WRITTEN EXERCISE:
Go through the records below line by line, counting those that contain the word "screenshot"; answer with the count only.

MATERIAL PROVIDED:
☆ ☆ ☆ ☆ ☆

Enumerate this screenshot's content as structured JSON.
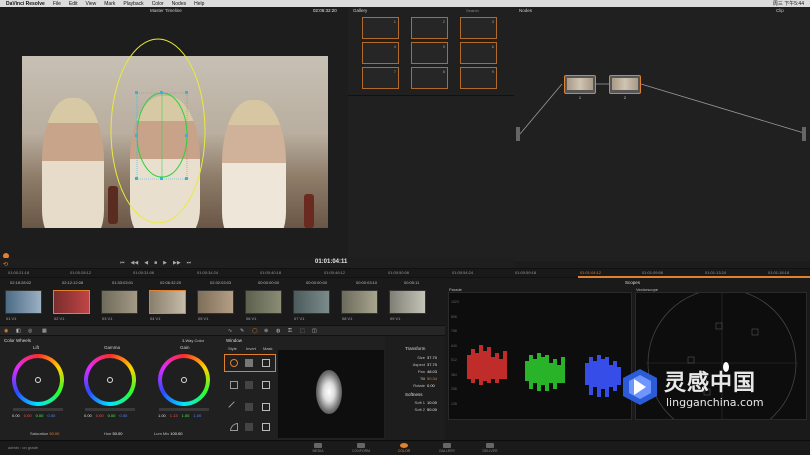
{
  "menubar": {
    "app_name": "DaVinci Resolve",
    "items": [
      "File",
      "Edit",
      "View",
      "Mark",
      "Playback",
      "Color",
      "Nodes",
      "Help"
    ],
    "status_right": "周三 下午5:44"
  },
  "viewer": {
    "title": "Master Timeline",
    "timecode_top": "02:06:32:20",
    "timecode": "01:01:04:11"
  },
  "gallery": {
    "title": "Gallery",
    "search": "Search",
    "stills": [
      "1",
      "2",
      "3",
      "4",
      "5",
      "6",
      "7",
      "8",
      "9"
    ]
  },
  "nodes": {
    "title": "Nodes",
    "clip_label": "Clip",
    "node1": "1",
    "node2": "2"
  },
  "ruler": [
    "01:00:21:18",
    "01:00:28:12",
    "01:00:31:06",
    "01:00:34:24",
    "01:00:40:18",
    "01:00:46:12",
    "01:00:50:06",
    "01:00:54:24",
    "01:00:59:18",
    "01:01:04:12",
    "01:01:09:06",
    "01:01:13:24",
    "01:01:18:18"
  ],
  "clips": [
    {
      "tc": "02:18:28:02",
      "label": "01 V1"
    },
    {
      "tc": "02:12:12:08",
      "label": "02 V1"
    },
    {
      "tc": "01:33:03:01",
      "label": "03 V1"
    },
    {
      "tc": "02:06:32:20",
      "label": "04 V1"
    },
    {
      "tc": "02:32:03:03",
      "label": "05 V1"
    },
    {
      "tc": "00:00:00:00",
      "label": "06 V1"
    },
    {
      "tc": "00:00:00:00",
      "label": "07 V1"
    },
    {
      "tc": "00:00:03:10",
      "label": "08 V1"
    },
    {
      "tc": "00:05:11",
      "label": "09 V1"
    }
  ],
  "color_wheels": {
    "title": "Color Wheels",
    "mode": "3-Way Color",
    "lift": {
      "label": "Lift",
      "values": [
        "0.00",
        "0.00",
        "0.00",
        "0.00"
      ]
    },
    "gamma": {
      "label": "Gamma",
      "values": [
        "0.00",
        "0.00",
        "0.00",
        "0.00"
      ]
    },
    "gain": {
      "label": "Gain",
      "values": [
        "1.00",
        "1.13",
        "1.00",
        "1.00"
      ]
    },
    "saturation_label": "Saturation",
    "saturation": "50.00",
    "hue_label": "Hue",
    "hue": "50.00",
    "lummix_label": "Lum Mix",
    "lummix": "100.00"
  },
  "window": {
    "title": "Window",
    "tabs": [
      "Style",
      "Invert",
      "Mask"
    ]
  },
  "transform": {
    "title": "Transform",
    "rows": [
      {
        "k": "Size",
        "v": "37.70"
      },
      {
        "k": "Aspect",
        "v": "37.70"
      },
      {
        "k": "Pan",
        "v": "48.03"
      },
      {
        "k": "Tilt",
        "v": "50.34"
      },
      {
        "k": "Rotate",
        "v": "0.00"
      }
    ],
    "softness_title": "Softness",
    "soft_rows": [
      {
        "k": "Soft 1",
        "v": "10.00"
      },
      {
        "k": "Soft 2",
        "v": "50.00"
      }
    ]
  },
  "scopes": {
    "title": "Scopes",
    "parade_label": "Parade",
    "vscope_label": "Vectorscope",
    "scale": [
      "1023",
      "896",
      "768",
      "640",
      "512",
      "384",
      "256",
      "128",
      "0"
    ]
  },
  "pages": [
    "MEDIA",
    "CONFORM",
    "COLOR",
    "GALLERY",
    "DELIVER"
  ],
  "active_page": "COLOR",
  "user": "admin : on grade",
  "watermark": {
    "title": "灵感中国",
    "url": "lingganchina.com"
  },
  "colors": {
    "accent": "#e0812f",
    "selection": "#eaea3a",
    "tracker": "#2bd13a"
  }
}
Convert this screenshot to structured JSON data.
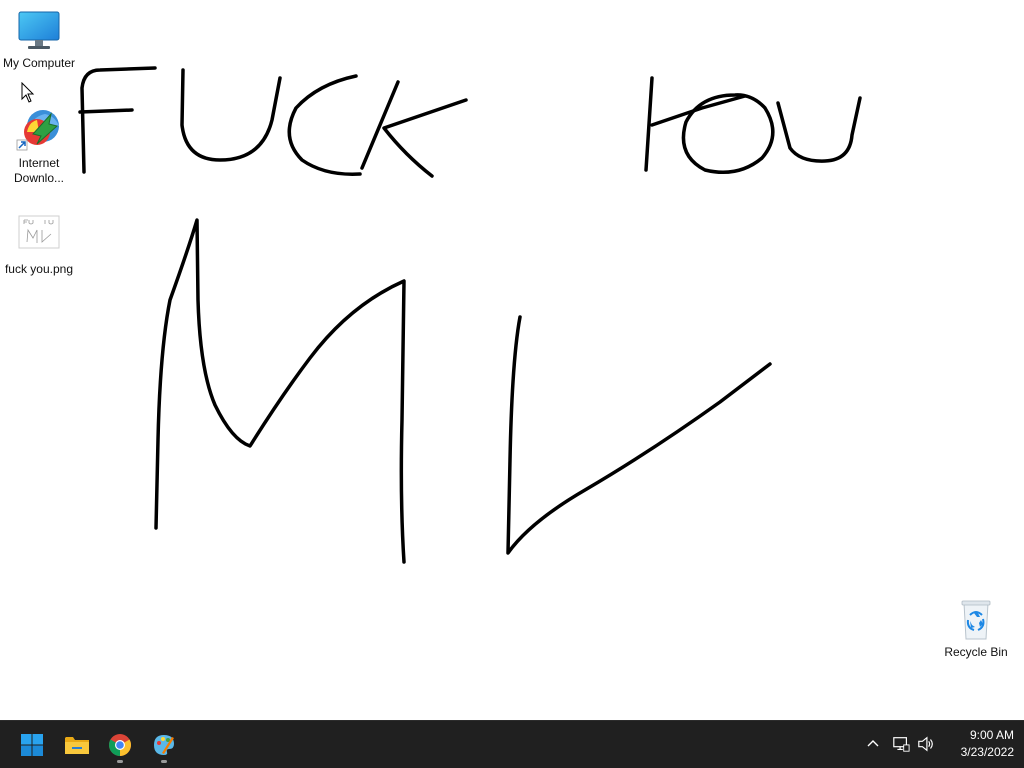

☆ ☆ ☆ ☆ ☆

SOLUTION FOR THIS TASK:
2